> [Aim of the exercise]
Copy out each line exactly; pictures stay out of the copy.

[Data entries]
· · · ·

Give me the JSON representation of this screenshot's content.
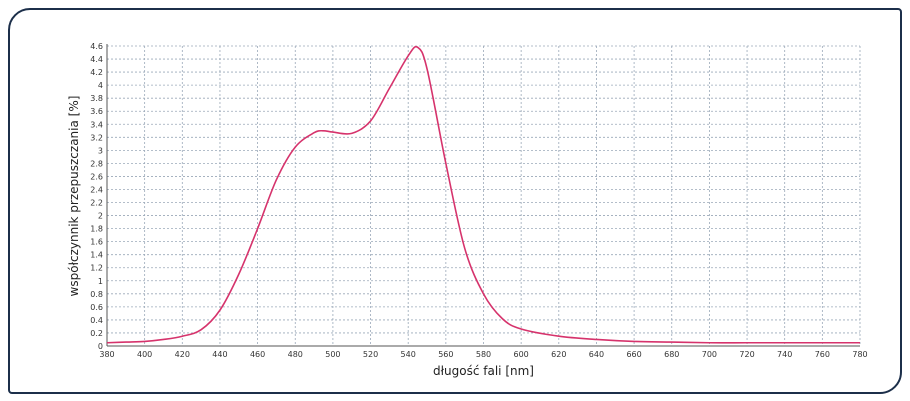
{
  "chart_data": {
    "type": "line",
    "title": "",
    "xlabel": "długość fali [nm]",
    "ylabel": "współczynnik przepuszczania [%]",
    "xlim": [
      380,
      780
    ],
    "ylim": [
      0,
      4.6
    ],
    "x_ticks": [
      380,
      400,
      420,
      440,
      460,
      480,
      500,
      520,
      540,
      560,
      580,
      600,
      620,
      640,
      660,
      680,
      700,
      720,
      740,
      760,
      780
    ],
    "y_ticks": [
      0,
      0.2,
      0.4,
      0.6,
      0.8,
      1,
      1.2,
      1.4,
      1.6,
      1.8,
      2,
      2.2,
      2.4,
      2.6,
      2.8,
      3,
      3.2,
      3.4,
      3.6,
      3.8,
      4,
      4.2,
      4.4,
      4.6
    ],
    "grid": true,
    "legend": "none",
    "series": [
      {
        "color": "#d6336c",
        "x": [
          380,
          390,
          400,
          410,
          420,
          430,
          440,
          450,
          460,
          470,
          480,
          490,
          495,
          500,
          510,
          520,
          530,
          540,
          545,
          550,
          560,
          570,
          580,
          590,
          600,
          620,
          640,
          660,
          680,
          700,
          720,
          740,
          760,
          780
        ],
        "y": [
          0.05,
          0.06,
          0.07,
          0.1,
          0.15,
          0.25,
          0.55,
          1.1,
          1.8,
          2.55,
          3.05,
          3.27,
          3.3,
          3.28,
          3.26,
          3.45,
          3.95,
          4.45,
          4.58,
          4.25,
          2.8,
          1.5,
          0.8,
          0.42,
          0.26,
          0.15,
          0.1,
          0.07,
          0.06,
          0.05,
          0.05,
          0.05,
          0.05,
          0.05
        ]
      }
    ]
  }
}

· · · ·

> [The response]
Give me the JSON representation of this screenshot's content.
{
  "chart_data": {
    "type": "line",
    "title": "",
    "xlabel": "długość fali [nm]",
    "ylabel": "współczynnik przepuszczania [%]",
    "xlim": [
      380,
      780
    ],
    "ylim": [
      0,
      4.6
    ],
    "x_ticks": [
      380,
      400,
      420,
      440,
      460,
      480,
      500,
      520,
      540,
      560,
      580,
      600,
      620,
      640,
      660,
      680,
      700,
      720,
      740,
      760,
      780
    ],
    "y_ticks": [
      0,
      0.2,
      0.4,
      0.6,
      0.8,
      1,
      1.2,
      1.4,
      1.6,
      1.8,
      2,
      2.2,
      2.4,
      2.6,
      2.8,
      3,
      3.2,
      3.4,
      3.6,
      3.8,
      4,
      4.2,
      4.4,
      4.6
    ],
    "grid": true,
    "legend": "none",
    "series": [
      {
        "color": "#d6336c",
        "x": [
          380,
          390,
          400,
          410,
          420,
          430,
          440,
          450,
          460,
          470,
          480,
          490,
          495,
          500,
          510,
          520,
          530,
          540,
          545,
          550,
          560,
          570,
          580,
          590,
          600,
          620,
          640,
          660,
          680,
          700,
          720,
          740,
          760,
          780
        ],
        "y": [
          0.05,
          0.06,
          0.07,
          0.1,
          0.15,
          0.25,
          0.55,
          1.1,
          1.8,
          2.55,
          3.05,
          3.27,
          3.3,
          3.28,
          3.26,
          3.45,
          3.95,
          4.45,
          4.58,
          4.25,
          2.8,
          1.5,
          0.8,
          0.42,
          0.26,
          0.15,
          0.1,
          0.07,
          0.06,
          0.05,
          0.05,
          0.05,
          0.05,
          0.05
        ]
      }
    ]
  }
}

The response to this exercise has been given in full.